| WHAT TO PRODUCE |
Answer with the number of lines in the listing below that contain the word "label", and nothing else.

| MATERIAL FOR THIS EXERCISE |
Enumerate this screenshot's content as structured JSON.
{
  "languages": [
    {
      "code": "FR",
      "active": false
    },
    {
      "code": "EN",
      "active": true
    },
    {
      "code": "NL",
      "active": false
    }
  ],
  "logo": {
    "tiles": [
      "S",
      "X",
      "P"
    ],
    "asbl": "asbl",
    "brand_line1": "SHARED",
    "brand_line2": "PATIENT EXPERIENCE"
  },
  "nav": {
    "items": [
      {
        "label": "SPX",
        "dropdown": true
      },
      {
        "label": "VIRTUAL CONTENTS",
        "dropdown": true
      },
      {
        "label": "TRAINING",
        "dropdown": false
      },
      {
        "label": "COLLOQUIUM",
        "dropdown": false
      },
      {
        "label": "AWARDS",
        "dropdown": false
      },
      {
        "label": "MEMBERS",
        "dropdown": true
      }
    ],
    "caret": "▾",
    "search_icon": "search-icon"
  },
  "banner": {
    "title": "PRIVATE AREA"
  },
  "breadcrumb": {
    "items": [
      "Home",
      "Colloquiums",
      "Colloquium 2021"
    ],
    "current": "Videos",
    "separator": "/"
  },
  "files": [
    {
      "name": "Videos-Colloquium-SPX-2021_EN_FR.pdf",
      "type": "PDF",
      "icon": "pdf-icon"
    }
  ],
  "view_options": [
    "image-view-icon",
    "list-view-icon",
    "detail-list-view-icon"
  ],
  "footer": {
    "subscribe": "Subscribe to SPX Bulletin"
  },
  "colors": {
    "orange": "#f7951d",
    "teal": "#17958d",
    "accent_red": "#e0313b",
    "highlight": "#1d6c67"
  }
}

| RESPONSE TO THE EXERCISE |
6